> **Exercise prompt**:
Work out how many lines in the listing below include the word "OBLIGATORIA". Give nothing but the number.

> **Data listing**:
◆ ◆ ◆ ◆
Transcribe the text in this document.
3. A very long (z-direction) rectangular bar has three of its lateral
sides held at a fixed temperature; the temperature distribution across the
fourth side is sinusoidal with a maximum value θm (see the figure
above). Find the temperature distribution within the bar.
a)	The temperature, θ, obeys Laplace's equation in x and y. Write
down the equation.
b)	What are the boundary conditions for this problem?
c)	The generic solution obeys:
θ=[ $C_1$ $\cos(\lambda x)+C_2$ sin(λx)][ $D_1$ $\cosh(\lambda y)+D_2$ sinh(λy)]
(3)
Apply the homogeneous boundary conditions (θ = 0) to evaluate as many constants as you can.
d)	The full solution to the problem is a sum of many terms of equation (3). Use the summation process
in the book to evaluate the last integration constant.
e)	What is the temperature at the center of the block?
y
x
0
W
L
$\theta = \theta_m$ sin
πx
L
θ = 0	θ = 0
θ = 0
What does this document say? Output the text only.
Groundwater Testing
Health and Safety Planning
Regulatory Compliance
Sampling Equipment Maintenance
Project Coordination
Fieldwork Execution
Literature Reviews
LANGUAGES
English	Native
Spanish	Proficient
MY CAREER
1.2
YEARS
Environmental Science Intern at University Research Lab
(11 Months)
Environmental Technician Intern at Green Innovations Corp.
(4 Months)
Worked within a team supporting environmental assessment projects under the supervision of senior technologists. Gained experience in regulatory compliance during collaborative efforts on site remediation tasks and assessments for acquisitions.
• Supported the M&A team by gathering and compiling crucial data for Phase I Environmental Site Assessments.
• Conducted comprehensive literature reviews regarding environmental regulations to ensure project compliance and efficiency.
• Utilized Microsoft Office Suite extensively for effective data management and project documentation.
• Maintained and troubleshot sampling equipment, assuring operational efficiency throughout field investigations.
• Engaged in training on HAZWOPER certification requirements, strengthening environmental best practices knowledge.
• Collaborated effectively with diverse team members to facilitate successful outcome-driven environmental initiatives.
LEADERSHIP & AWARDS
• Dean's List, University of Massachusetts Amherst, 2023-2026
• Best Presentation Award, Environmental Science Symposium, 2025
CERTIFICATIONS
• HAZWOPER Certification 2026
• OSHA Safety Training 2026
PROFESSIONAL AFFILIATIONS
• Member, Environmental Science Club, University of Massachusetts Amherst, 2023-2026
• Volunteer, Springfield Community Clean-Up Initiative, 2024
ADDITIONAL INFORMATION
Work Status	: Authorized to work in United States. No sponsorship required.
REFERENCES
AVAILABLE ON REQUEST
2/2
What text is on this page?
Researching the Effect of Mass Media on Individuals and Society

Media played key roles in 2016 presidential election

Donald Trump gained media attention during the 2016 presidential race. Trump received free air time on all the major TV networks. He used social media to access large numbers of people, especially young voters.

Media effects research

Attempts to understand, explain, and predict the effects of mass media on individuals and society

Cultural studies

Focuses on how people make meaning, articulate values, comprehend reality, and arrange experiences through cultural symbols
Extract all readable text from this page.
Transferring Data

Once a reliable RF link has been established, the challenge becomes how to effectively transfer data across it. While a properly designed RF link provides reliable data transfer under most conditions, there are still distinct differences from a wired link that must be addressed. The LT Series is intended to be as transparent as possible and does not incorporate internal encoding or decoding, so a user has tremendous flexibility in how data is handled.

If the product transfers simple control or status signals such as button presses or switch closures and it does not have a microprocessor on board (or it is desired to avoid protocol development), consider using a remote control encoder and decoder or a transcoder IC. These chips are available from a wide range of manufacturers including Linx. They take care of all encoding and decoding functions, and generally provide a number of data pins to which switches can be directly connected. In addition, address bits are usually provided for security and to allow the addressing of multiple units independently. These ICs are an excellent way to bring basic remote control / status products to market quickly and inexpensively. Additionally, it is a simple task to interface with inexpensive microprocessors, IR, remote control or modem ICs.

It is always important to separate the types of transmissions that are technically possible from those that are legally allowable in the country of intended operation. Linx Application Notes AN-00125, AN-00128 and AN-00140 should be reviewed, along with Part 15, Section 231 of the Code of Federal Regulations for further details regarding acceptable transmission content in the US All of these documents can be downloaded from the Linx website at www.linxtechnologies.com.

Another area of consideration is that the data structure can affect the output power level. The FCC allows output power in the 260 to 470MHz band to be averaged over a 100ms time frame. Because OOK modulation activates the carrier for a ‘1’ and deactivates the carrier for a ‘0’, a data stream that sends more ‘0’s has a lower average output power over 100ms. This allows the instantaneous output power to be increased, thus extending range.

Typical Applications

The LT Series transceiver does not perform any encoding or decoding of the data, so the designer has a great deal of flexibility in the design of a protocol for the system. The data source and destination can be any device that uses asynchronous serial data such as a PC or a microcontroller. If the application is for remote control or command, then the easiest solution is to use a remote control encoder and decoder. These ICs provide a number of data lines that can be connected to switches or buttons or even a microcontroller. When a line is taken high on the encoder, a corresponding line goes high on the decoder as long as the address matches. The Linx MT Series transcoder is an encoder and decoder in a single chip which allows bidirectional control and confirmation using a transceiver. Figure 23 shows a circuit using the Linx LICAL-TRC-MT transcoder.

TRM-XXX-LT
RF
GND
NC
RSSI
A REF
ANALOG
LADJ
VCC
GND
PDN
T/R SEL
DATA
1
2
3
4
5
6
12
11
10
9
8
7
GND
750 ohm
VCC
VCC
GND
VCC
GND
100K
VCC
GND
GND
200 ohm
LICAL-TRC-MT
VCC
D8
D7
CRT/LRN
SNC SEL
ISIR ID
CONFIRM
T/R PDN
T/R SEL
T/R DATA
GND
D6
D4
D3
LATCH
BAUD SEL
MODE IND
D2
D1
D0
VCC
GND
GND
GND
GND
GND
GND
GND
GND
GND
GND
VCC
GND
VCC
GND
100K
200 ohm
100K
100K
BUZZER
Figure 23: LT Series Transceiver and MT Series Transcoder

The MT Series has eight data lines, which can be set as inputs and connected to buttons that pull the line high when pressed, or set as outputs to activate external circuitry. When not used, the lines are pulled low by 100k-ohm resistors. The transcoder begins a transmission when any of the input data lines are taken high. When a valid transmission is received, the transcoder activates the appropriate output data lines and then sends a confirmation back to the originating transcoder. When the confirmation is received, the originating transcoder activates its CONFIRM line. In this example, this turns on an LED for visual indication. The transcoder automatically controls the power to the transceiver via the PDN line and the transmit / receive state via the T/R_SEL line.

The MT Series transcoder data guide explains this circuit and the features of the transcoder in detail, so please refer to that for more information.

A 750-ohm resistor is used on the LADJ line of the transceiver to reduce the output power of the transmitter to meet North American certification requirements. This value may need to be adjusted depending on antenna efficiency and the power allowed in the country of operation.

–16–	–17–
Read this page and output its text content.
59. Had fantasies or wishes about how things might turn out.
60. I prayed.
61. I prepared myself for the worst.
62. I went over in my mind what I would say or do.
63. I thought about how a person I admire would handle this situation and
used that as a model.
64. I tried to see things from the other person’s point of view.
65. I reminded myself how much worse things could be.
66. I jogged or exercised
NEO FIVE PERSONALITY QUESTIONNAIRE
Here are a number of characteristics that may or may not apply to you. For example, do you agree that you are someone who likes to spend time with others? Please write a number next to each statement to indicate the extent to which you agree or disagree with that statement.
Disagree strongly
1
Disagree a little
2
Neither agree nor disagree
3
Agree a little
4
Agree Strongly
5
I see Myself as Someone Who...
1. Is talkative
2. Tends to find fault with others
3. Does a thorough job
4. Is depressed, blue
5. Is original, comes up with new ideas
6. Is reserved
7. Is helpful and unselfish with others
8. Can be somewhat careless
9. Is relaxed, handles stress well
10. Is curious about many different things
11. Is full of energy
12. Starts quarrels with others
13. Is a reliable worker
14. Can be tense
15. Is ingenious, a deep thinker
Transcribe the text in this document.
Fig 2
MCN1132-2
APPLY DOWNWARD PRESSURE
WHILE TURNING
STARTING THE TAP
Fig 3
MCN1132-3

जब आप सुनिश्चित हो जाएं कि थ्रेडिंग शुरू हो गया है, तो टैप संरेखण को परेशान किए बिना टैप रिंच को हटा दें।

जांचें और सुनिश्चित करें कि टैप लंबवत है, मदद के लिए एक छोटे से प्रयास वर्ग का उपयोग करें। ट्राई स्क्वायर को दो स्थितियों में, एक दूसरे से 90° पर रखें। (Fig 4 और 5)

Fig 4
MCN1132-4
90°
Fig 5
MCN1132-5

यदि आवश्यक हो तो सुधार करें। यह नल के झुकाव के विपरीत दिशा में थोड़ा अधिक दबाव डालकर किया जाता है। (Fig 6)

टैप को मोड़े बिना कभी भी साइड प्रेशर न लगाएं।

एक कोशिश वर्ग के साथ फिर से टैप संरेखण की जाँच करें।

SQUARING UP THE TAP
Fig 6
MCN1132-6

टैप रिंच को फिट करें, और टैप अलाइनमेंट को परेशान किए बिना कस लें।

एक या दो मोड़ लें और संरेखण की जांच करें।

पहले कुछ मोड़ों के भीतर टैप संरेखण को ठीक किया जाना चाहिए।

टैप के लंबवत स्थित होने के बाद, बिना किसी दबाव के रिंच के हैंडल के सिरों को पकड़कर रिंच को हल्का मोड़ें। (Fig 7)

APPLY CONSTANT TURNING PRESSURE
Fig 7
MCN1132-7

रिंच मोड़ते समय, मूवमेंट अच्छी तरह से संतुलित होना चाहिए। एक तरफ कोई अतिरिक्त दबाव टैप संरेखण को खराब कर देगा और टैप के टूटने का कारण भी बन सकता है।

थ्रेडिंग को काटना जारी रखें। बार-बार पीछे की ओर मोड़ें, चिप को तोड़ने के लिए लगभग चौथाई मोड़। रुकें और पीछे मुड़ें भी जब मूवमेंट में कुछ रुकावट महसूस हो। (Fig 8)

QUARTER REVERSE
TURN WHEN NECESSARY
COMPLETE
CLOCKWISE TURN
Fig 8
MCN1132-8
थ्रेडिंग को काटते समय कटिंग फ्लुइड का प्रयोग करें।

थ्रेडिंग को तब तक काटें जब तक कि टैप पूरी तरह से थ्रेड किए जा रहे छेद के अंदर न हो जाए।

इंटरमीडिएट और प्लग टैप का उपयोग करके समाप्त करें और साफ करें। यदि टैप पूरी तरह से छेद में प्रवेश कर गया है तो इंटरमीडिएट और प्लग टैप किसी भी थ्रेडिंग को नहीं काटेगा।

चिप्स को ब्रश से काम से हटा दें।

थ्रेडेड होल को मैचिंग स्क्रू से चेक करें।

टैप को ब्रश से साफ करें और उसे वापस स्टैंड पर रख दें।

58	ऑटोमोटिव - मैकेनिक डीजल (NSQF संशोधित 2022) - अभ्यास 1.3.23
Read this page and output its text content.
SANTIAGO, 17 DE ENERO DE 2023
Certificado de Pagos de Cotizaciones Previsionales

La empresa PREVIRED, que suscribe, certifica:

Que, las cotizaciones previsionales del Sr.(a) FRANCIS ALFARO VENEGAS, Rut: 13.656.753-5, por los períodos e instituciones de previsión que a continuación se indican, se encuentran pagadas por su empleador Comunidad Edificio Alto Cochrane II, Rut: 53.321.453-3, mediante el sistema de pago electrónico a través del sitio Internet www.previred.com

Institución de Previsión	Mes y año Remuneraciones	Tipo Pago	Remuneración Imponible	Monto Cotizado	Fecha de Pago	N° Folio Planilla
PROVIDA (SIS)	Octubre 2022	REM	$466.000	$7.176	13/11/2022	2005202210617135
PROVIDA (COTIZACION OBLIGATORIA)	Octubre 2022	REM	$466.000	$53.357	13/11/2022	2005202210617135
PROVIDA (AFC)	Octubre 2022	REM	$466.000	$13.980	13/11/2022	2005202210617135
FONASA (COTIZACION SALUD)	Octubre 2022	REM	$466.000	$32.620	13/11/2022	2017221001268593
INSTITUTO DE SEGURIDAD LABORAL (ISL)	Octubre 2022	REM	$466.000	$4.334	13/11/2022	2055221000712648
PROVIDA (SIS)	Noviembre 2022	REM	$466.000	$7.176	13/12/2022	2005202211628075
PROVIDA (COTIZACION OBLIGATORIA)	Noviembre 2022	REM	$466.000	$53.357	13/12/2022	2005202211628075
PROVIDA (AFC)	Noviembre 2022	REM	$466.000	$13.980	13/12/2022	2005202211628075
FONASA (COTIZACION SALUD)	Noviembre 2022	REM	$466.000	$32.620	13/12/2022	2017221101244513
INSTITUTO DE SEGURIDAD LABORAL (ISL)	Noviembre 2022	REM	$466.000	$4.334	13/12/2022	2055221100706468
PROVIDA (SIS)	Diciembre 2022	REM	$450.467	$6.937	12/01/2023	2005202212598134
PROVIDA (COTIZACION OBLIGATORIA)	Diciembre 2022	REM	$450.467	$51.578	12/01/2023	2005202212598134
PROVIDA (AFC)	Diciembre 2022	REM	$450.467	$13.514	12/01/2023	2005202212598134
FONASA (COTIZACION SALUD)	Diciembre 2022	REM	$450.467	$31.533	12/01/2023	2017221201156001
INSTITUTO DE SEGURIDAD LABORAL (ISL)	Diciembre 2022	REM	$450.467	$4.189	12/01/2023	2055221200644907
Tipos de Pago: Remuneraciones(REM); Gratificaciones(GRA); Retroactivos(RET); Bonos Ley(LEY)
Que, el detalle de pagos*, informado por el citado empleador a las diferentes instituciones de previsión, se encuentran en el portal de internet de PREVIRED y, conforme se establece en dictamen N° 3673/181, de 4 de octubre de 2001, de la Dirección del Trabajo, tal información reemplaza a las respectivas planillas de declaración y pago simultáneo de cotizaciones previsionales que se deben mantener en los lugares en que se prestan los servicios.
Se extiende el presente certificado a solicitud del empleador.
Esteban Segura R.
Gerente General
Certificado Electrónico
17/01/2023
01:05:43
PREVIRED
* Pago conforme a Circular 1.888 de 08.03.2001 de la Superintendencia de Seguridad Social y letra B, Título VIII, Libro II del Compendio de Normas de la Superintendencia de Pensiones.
◆ ◆ ◆ ◆
> **Final result**:
3